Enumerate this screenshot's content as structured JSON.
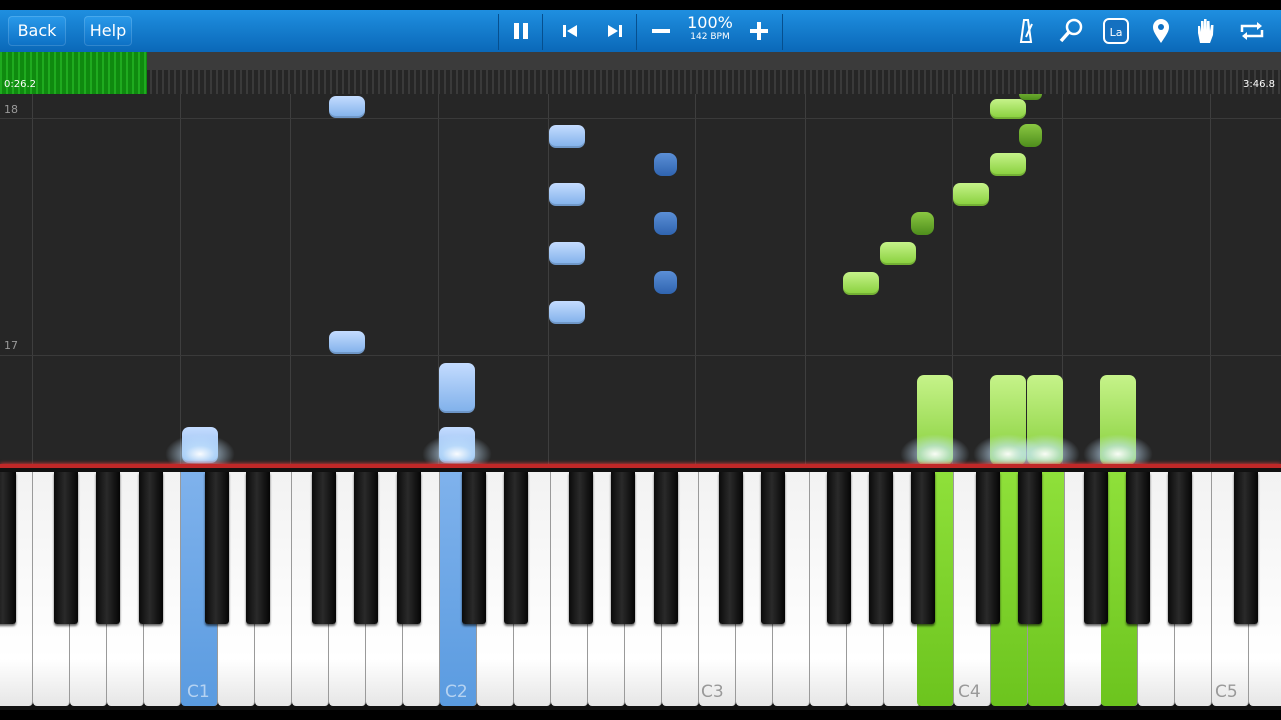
{
  "toolbar": {
    "back_label": "Back",
    "help_label": "Help",
    "speed_percent": "100%",
    "tempo": "142 BPM",
    "icons": [
      "pause-icon",
      "previous-icon",
      "next-icon",
      "minus-icon",
      "plus-icon",
      "metronome-icon",
      "zoom-icon",
      "note-labels-icon",
      "location-pin-icon",
      "hand-icon",
      "loop-icon"
    ],
    "note_labels_glyph": "La"
  },
  "timeline": {
    "current_time": "0:26.2",
    "total_time": "3:46.8",
    "progress_fraction": 0.115
  },
  "roll": {
    "measures": [
      "18",
      "17"
    ]
  },
  "keyboard": {
    "octave_labels": [
      "C1",
      "C2",
      "C3",
      "C4",
      "C5"
    ],
    "pressed_left_hand": [
      "C1",
      "C2"
    ],
    "pressed_right_hand": [
      "C4 area (4 keys)"
    ]
  },
  "colors": {
    "toolbar": "#0a68b8",
    "progress": "#1faa1f",
    "left_hand": "#7fb0ea",
    "right_hand": "#86cf3a",
    "hit_line": "#c02828"
  }
}
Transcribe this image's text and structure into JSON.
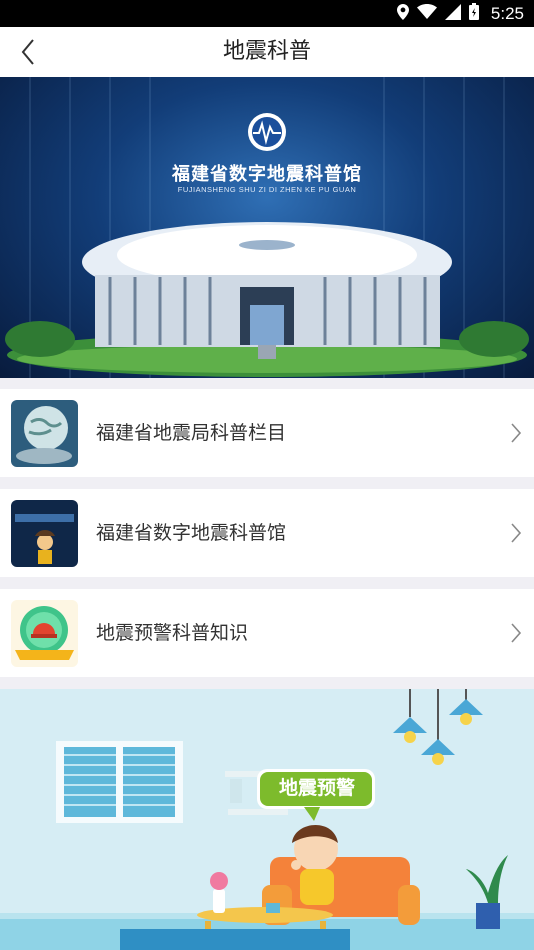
{
  "status_bar": {
    "time": "5:25"
  },
  "app_bar": {
    "title": "地震科普"
  },
  "banner": {
    "title": "福建省数字地震科普馆",
    "subtitle": "FUJIANSHENG SHU ZI DI ZHEN KE PU GUAN"
  },
  "list": {
    "items": [
      {
        "label": "福建省地震局科普栏目",
        "thumb": "globe-thumbnail"
      },
      {
        "label": "福建省数字地震科普馆",
        "thumb": "museum-thumbnail"
      },
      {
        "label": "地震预警科普知识",
        "thumb": "alarm-thumbnail"
      }
    ]
  },
  "illustration": {
    "bubble_text": "地震预警"
  },
  "colors": {
    "accent_green": "#7dbb2c",
    "sofa": "#f4823a",
    "sky": "#d6edf4"
  }
}
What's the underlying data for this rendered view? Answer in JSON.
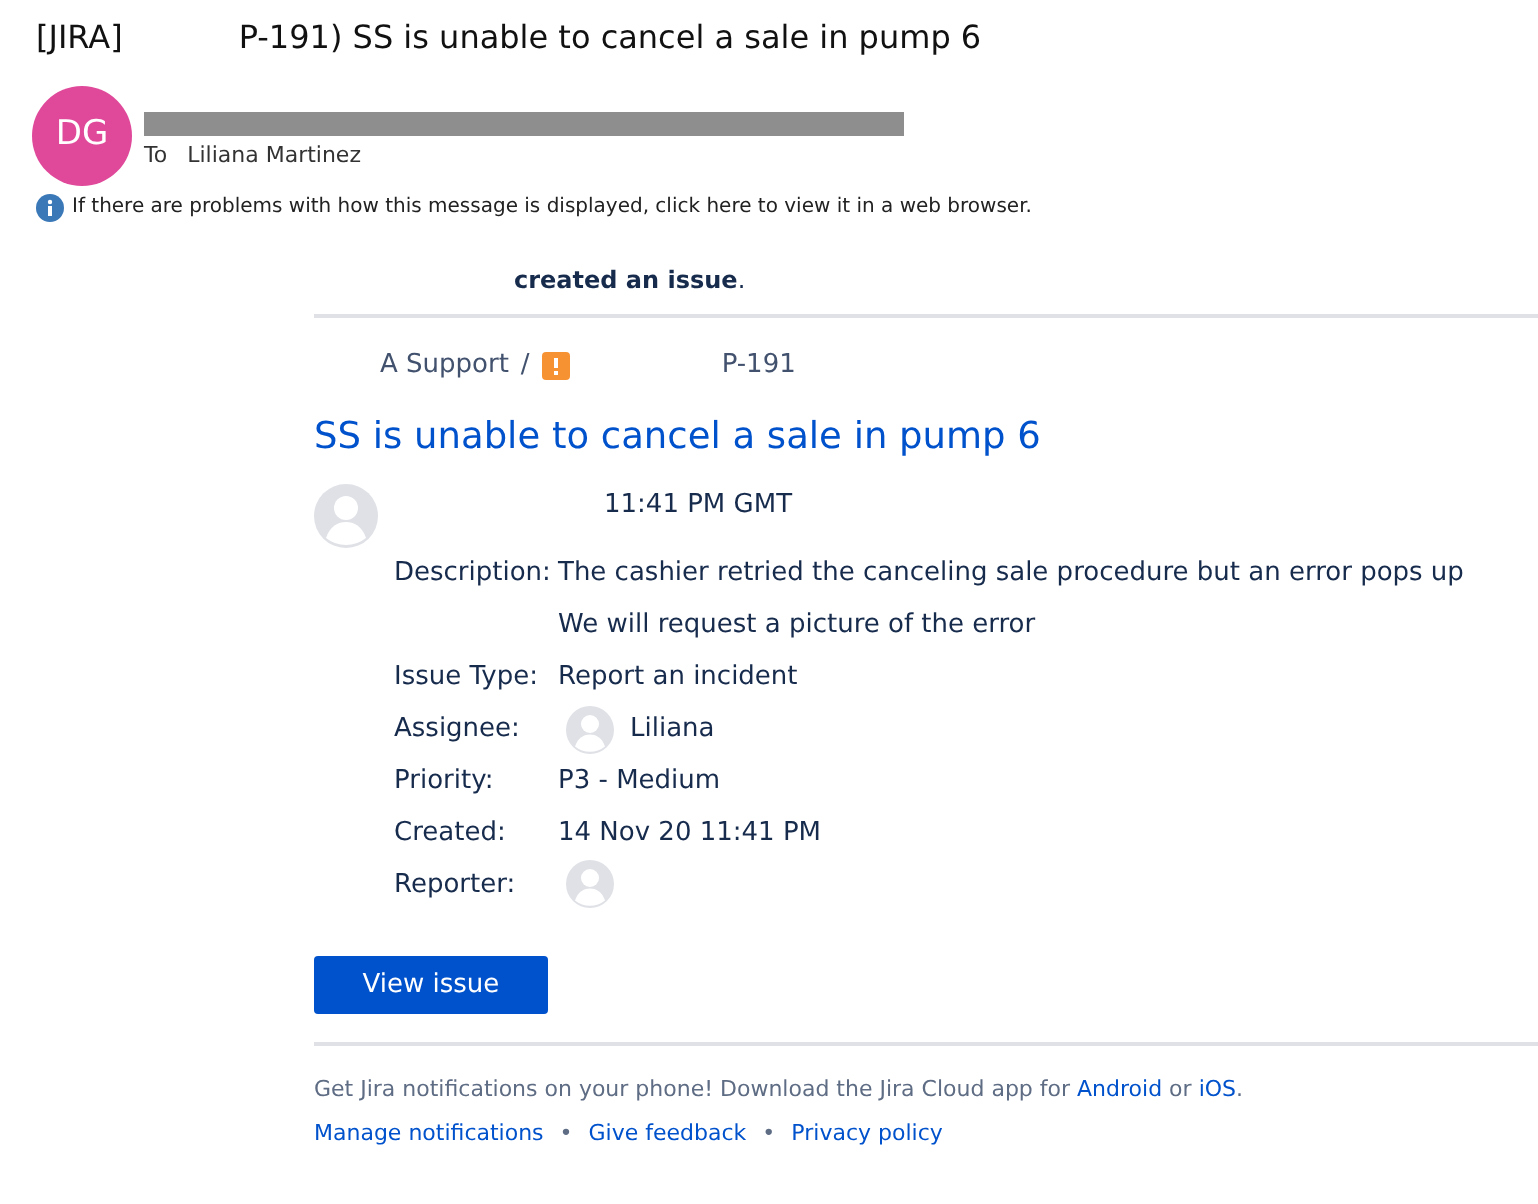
{
  "subject": {
    "prefix": "[JIRA]",
    "rest": "P-191)  SS is unable to cancel a sale in pump 6"
  },
  "sender": {
    "initials": "DG",
    "color": "#e0489a",
    "redacted": true,
    "to_label": "To",
    "to": "Liliana Martinez"
  },
  "info_bar": "If there are problems with how this message is displayed, click here to view it in a web browser.",
  "action": "created an issue",
  "action_end": ".",
  "breadcrumb": {
    "project": "A Support",
    "separator": "/",
    "issue_key": "P-191"
  },
  "issue_title": "SS is unable to cancel a sale in pump 6",
  "timestamp": "11:41 PM GMT",
  "fields": [
    {
      "kind": "text",
      "label": "Description:",
      "lines": [
        "The cashier retried the canceling sale procedure but an error pops up",
        "We will request a picture of the error"
      ]
    },
    {
      "kind": "text",
      "label": "Issue Type:",
      "lines": [
        "Report an incident"
      ]
    },
    {
      "kind": "user",
      "label": "Assignee:",
      "name": "Liliana"
    },
    {
      "kind": "text",
      "label": "Priority:",
      "lines": [
        "P3 - Medium"
      ]
    },
    {
      "kind": "text",
      "label": "Created:",
      "lines": [
        "14 Nov 20 11:41 PM"
      ]
    },
    {
      "kind": "user",
      "label": "Reporter:"
    }
  ],
  "button": "View issue",
  "footer": {
    "text": "Get Jira notifications on your phone! Download the Jira Cloud app for",
    "link1": "Android",
    "middle": "or",
    "link2": "iOS",
    "end": ".",
    "links": [
      "Manage notifications",
      "Give feedback",
      "Privacy policy"
    ],
    "separator": "•"
  }
}
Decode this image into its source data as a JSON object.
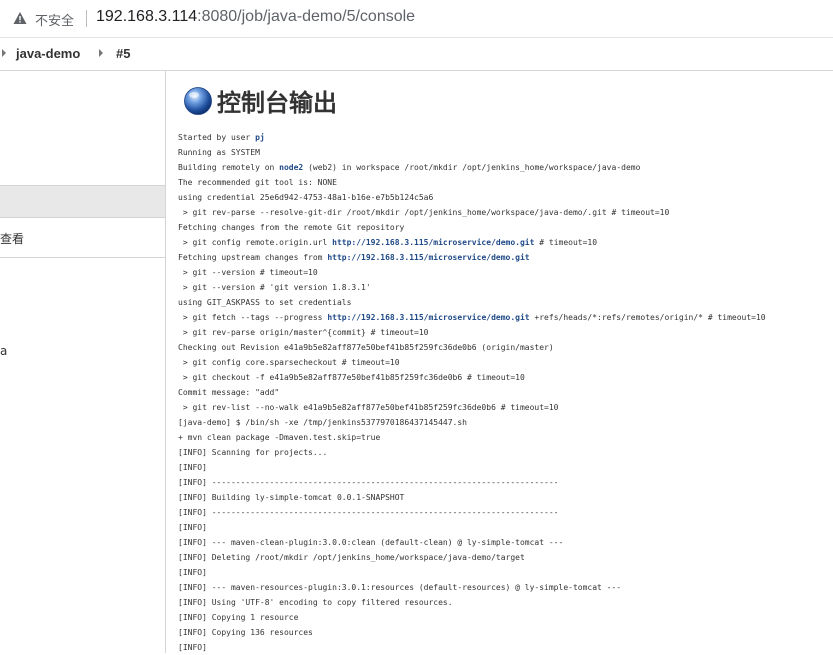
{
  "browser": {
    "security_label": "不安全",
    "url_host": "192.168.3.114",
    "url_path": ":8080/job/java-demo/5/console"
  },
  "breadcrumb": {
    "items": [
      {
        "label": "java-demo"
      },
      {
        "label": "#5"
      }
    ]
  },
  "sidebar": {
    "items": [
      {
        "label": ""
      },
      {
        "label": "查看"
      },
      {
        "label": "​"
      },
      {
        "label": "a"
      }
    ]
  },
  "page": {
    "title": "控制台输出"
  },
  "console": {
    "lines": [
      [
        {
          "t": "Started by user "
        },
        {
          "t": "pj",
          "link": true
        }
      ],
      [
        {
          "t": "Running as SYSTEM"
        }
      ],
      [
        {
          "t": "Building remotely on "
        },
        {
          "t": "node2",
          "link": true
        },
        {
          "t": " (web2) in workspace /root/mkdir /opt/jenkins_home/workspace/java-demo"
        }
      ],
      [
        {
          "t": "The recommended git tool is: NONE"
        }
      ],
      [
        {
          "t": "using credential 25e6d942-4753-48a1-b16e-e7b5b124c5a6"
        }
      ],
      [
        {
          "t": " > git rev-parse --resolve-git-dir /root/mkdir /opt/jenkins_home/workspace/java-demo/.git # timeout=10"
        }
      ],
      [
        {
          "t": "Fetching changes from the remote Git repository"
        }
      ],
      [
        {
          "t": " > git config remote.origin.url "
        },
        {
          "t": "http://192.168.3.115/microservice/demo.git",
          "link": true
        },
        {
          "t": " # timeout=10"
        }
      ],
      [
        {
          "t": "Fetching upstream changes from "
        },
        {
          "t": "http://192.168.3.115/microservice/demo.git",
          "link": true
        }
      ],
      [
        {
          "t": " > git --version # timeout=10"
        }
      ],
      [
        {
          "t": " > git --version # 'git version 1.8.3.1'"
        }
      ],
      [
        {
          "t": "using GIT_ASKPASS to set credentials"
        }
      ],
      [
        {
          "t": " > git fetch --tags --progress "
        },
        {
          "t": "http://192.168.3.115/microservice/demo.git",
          "link": true
        },
        {
          "t": " +refs/heads/*:refs/remotes/origin/* # timeout=10"
        }
      ],
      [
        {
          "t": " > git rev-parse origin/master^{commit} # timeout=10"
        }
      ],
      [
        {
          "t": "Checking out Revision e41a9b5e82aff877e50bef41b85f259fc36de0b6 (origin/master)"
        }
      ],
      [
        {
          "t": " > git config core.sparsecheckout # timeout=10"
        }
      ],
      [
        {
          "t": " > git checkout -f e41a9b5e82aff877e50bef41b85f259fc36de0b6 # timeout=10"
        }
      ],
      [
        {
          "t": "Commit message: \"add\""
        }
      ],
      [
        {
          "t": " > git rev-list --no-walk e41a9b5e82aff877e50bef41b85f259fc36de0b6 # timeout=10"
        }
      ],
      [
        {
          "t": "[java-demo] $ /bin/sh -xe /tmp/jenkins5377970186437145447.sh"
        }
      ],
      [
        {
          "t": "+ mvn clean package -Dmaven.test.skip=true"
        }
      ],
      [
        {
          "t": "[INFO] Scanning for projects..."
        }
      ],
      [
        {
          "t": "[INFO]"
        }
      ],
      [
        {
          "t": "[INFO] ------------------------------------------------------------------------"
        }
      ],
      [
        {
          "t": "[INFO] Building ly-simple-tomcat 0.0.1-SNAPSHOT"
        }
      ],
      [
        {
          "t": "[INFO] ------------------------------------------------------------------------"
        }
      ],
      [
        {
          "t": "[INFO]"
        }
      ],
      [
        {
          "t": "[INFO] --- maven-clean-plugin:3.0.0:clean (default-clean) @ ly-simple-tomcat ---"
        }
      ],
      [
        {
          "t": "[INFO] Deleting /root/mkdir /opt/jenkins_home/workspace/java-demo/target"
        }
      ],
      [
        {
          "t": "[INFO]"
        }
      ],
      [
        {
          "t": "[INFO] --- maven-resources-plugin:3.0.1:resources (default-resources) @ ly-simple-tomcat ---"
        }
      ],
      [
        {
          "t": "[INFO] Using 'UTF-8' encoding to copy filtered resources."
        }
      ],
      [
        {
          "t": "[INFO] Copying 1 resource"
        }
      ],
      [
        {
          "t": "[INFO] Copying 136 resources"
        }
      ],
      [
        {
          "t": "[INFO]"
        }
      ]
    ]
  },
  "colors": {
    "link": "#204a87",
    "side_active_bg": "#e8e8e8",
    "warning": "#5f6368"
  }
}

=====

§ SHORT TASK: Among the entries above, how many lines include the word "clean"? Reply with the number only.

§ RESULT FOR THIS TASK: 2